** start Given records **

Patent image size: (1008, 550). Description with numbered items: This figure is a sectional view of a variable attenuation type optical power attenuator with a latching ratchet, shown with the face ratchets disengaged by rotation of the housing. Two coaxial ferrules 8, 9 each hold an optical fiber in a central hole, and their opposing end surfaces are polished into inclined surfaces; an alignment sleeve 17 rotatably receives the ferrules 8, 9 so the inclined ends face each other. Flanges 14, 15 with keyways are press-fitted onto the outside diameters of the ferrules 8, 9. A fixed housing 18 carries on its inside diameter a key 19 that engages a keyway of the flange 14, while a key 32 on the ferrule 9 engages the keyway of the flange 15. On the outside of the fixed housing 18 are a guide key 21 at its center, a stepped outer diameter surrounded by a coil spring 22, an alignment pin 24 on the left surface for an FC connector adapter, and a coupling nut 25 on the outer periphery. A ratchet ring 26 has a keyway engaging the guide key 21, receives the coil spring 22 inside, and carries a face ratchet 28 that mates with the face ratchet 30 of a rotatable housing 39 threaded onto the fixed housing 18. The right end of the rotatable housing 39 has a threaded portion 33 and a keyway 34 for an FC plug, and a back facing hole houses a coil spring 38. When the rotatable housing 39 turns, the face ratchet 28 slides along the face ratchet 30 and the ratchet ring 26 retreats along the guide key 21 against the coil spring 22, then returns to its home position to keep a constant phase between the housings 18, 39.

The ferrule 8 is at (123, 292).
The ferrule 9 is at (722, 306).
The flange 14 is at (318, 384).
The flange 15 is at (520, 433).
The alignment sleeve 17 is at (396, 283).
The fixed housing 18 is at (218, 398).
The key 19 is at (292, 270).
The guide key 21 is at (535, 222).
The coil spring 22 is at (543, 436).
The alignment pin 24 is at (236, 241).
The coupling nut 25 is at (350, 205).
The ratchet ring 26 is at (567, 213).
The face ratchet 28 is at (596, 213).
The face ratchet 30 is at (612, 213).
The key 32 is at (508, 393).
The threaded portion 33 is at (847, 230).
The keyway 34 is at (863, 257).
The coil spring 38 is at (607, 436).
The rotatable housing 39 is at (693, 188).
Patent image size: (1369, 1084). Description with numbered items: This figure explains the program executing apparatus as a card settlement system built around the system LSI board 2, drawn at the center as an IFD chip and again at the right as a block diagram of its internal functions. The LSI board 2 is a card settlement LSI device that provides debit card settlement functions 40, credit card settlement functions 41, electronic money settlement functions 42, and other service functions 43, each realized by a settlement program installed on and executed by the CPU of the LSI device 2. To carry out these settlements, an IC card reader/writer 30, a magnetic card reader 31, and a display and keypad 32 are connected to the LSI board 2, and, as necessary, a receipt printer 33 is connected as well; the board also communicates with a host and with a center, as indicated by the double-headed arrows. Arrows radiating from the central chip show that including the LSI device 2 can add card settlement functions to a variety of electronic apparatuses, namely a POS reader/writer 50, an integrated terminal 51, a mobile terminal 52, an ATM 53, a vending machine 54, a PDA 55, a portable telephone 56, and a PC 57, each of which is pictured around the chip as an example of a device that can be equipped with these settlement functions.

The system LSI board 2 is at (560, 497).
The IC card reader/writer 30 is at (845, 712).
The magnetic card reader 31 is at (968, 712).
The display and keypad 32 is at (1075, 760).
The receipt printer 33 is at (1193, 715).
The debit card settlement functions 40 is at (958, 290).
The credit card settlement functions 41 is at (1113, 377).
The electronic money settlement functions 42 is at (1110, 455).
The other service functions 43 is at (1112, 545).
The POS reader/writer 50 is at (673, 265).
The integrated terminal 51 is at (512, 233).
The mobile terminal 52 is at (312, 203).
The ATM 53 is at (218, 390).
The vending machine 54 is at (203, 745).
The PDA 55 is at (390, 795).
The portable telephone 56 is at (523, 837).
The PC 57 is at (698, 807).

** end Given records **

Starting at the first line of the material and ending at the line that contains "The flange 15 is at (520, 433).", with both lines included, put every nonblank line into a Markdown table with the columns No. and Line, numbering the rows in order.

| No. | Line |
|---|---|
| 1 | Patent image size: (1008, 550). Description with numbered items: This figure is a sectional view of a variable attenuation type optical power attenuator with a latching ratchet, shown with the face ratchets disengaged by rotation of the housing. Two coaxial ferrules 8, 9 each hold an optical fiber in a central hole, and their opposing end surfaces are polished into inclined surfaces; an alignment sleeve 17 rotatably receives the ferrules 8, 9 so the inclined ends face each other. Flanges 14, 15 with keyways are press-fitted onto the outside diameters of the ferrules 8, 9. A fixed housing 18 carries on its inside diameter a key 19 that engages a keyway of the flange 14, while a key 32 on the ferrule 9 engages the keyway of the flange 15. On the outside of the fixed housing 18 are a guide key 21 at its center, a stepped outer diameter surrounded by a coil spring 22, an alignment pin 24 on the left surface for an FC connector adapter, and a coupling nut 25 on the outer periphery. A ratchet ring 26 has a keyway engaging the guide key 21, receives the coil spring 22 inside, and carries a face ratchet 28 that mates with the face ratchet 30 of a rotatable housing 39 threaded onto the fixed housing 18. The right end of the rotatable housing 39 has a threaded portion 33 and a keyway 34 for an FC plug, and a back facing hole houses a coil spring 38. When the rotatable housing 39 turns, the face ratchet 28 slides along the face ratchet 30 and the ratchet ring 26 retreats along the guide key 21 against the coil spring 22, then returns to its home position to keep a constant phase between the housings 18, 39. |
| 2 | The ferrule 8 is at (123, 292). |
| 3 | The ferrule 9 is at (722, 306). |
| 4 | The flange 14 is at (318, 384). |
| 5 | The flange 15 is at (520, 433). |